_The problem_
Gather all lines with the word "Centro" in them.

_Dataset extract_
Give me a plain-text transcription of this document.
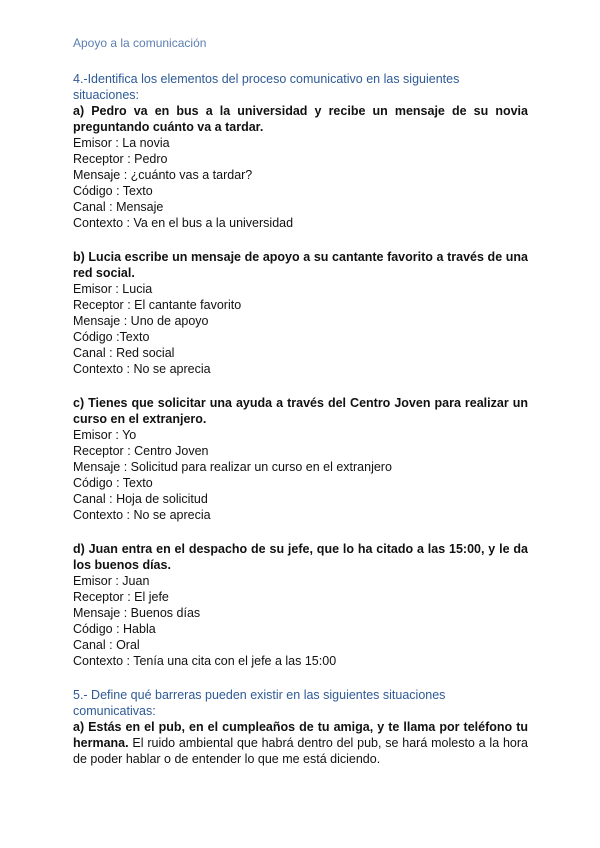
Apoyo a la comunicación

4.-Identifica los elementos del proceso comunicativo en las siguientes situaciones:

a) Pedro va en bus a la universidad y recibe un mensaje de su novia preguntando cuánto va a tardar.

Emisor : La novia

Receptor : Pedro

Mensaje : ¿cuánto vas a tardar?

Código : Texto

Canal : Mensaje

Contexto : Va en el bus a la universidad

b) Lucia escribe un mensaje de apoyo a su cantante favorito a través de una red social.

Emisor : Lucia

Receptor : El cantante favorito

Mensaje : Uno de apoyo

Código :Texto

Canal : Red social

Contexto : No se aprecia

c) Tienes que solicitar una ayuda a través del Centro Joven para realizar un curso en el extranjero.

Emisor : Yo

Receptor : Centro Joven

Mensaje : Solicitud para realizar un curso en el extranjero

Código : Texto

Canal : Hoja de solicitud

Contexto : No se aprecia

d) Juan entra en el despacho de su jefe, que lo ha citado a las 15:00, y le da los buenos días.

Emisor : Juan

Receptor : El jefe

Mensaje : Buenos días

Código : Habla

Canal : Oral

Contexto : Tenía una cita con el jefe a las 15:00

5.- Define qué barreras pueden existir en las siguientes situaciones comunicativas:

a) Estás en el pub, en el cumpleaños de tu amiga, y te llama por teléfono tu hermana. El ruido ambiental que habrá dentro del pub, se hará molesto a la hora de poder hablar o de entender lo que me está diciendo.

--

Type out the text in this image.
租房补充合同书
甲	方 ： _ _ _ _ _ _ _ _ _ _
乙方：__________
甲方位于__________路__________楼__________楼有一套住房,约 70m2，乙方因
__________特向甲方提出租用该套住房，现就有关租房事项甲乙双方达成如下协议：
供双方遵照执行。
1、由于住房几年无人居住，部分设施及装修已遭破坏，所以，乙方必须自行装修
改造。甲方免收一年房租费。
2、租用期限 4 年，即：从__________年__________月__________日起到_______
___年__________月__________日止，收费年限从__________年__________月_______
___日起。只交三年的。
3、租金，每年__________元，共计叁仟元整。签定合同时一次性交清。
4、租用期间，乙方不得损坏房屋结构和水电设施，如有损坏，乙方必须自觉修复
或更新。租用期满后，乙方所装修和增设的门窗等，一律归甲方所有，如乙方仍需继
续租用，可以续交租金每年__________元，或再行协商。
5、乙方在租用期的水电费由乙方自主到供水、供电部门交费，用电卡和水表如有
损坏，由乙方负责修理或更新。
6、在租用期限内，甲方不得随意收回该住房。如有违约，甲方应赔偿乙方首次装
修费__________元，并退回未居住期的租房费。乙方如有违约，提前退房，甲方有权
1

_Answer to this task_
c) Tienes que solicitar una ayuda a través del Centro Joven para realizar un curso en el extranjero.
Receptor : Centro Joven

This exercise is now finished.